= Directions for this task =
Repeat exactly each line of the data provided below.

------ Material for the task

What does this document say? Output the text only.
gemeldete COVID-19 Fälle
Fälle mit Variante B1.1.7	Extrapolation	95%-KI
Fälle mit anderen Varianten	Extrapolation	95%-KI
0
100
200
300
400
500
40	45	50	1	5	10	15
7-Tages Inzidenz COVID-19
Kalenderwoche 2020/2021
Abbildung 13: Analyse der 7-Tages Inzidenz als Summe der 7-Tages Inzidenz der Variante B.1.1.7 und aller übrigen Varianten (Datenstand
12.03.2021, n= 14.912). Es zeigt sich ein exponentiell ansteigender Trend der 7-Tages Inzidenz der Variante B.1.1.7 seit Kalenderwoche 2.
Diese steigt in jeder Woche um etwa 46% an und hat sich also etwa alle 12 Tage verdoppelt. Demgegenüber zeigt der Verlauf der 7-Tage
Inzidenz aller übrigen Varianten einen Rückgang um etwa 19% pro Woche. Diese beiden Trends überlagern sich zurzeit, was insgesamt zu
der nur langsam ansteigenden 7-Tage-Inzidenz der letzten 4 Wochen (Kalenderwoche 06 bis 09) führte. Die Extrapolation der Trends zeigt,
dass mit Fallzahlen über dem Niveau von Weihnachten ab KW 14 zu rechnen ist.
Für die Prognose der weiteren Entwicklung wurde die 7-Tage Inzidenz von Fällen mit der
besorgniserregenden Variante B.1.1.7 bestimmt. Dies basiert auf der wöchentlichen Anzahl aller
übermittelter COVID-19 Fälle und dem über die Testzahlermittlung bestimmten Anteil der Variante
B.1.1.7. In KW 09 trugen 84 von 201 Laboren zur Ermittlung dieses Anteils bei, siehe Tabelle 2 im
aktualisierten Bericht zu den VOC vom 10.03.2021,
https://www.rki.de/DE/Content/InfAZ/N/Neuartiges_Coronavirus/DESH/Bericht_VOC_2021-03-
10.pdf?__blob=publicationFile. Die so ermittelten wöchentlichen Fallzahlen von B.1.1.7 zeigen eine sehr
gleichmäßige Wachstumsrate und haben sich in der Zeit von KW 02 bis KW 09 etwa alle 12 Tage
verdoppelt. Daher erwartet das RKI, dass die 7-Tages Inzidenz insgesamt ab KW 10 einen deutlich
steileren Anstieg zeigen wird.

------------

= Solution to this problem =
What does this document say? Output the text only.
gemeldete COVID-19 Fälle
Fälle mit Variante B1.1.7	Extrapolation	95%-KI
Fälle mit anderen Varianten	Extrapolation	95%-KI
0
100
200
300
400
500
40	45	50	1	5	10	15
7-Tages Inzidenz COVID-19
Kalenderwoche 2020/2021
Abbildung 13: Analyse der 7-Tages Inzidenz als Summe der 7-Tages Inzidenz der Variante B.1.1.7 und aller übrigen Varianten (Datenstand
12.03.2021, n= 14.912). Es zeigt sich ein exponentiell ansteigender Trend der 7-Tages Inzidenz der Variante B.1.1.7 seit Kalenderwoche 2.
Diese steigt in jeder Woche um etwa 46% an und hat sich also etwa alle 12 Tage verdoppelt. Demgegenüber zeigt der Verlauf der 7-Tage
Inzidenz aller übrigen Varianten einen Rückgang um etwa 19% pro Woche. Diese beiden Trends überlagern sich zurzeit, was insgesamt zu
der nur langsam ansteigenden 7-Tage-Inzidenz der letzten 4 Wochen (Kalenderwoche 06 bis 09) führte. Die Extrapolation der Trends zeigt,
dass mit Fallzahlen über dem Niveau von Weihnachten ab KW 14 zu rechnen ist.
Für die Prognose der weiteren Entwicklung wurde die 7-Tage Inzidenz von Fällen mit der
besorgniserregenden Variante B.1.1.7 bestimmt. Dies basiert auf der wöchentlichen Anzahl aller
übermittelter COVID-19 Fälle und dem über die Testzahlermittlung bestimmten Anteil der Variante
B.1.1.7. In KW 09 trugen 84 von 201 Laboren zur Ermittlung dieses Anteils bei, siehe Tabelle 2 im
aktualisierten Bericht zu den VOC vom 10.03.2021,
https://www.rki.de/DE/Content/InfAZ/N/Neuartiges_Coronavirus/DESH/Bericht_VOC_2021-03-
10.pdf?__blob=publicationFile. Die so ermittelten wöchentlichen Fallzahlen von B.1.1.7 zeigen eine sehr
gleichmäßige Wachstumsrate und haben sich in der Zeit von KW 02 bis KW 09 etwa alle 12 Tage
verdoppelt. Daher erwartet das RKI, dass die 7-Tages Inzidenz insgesamt ab KW 10 einen deutlich
steileren Anstieg zeigen wird.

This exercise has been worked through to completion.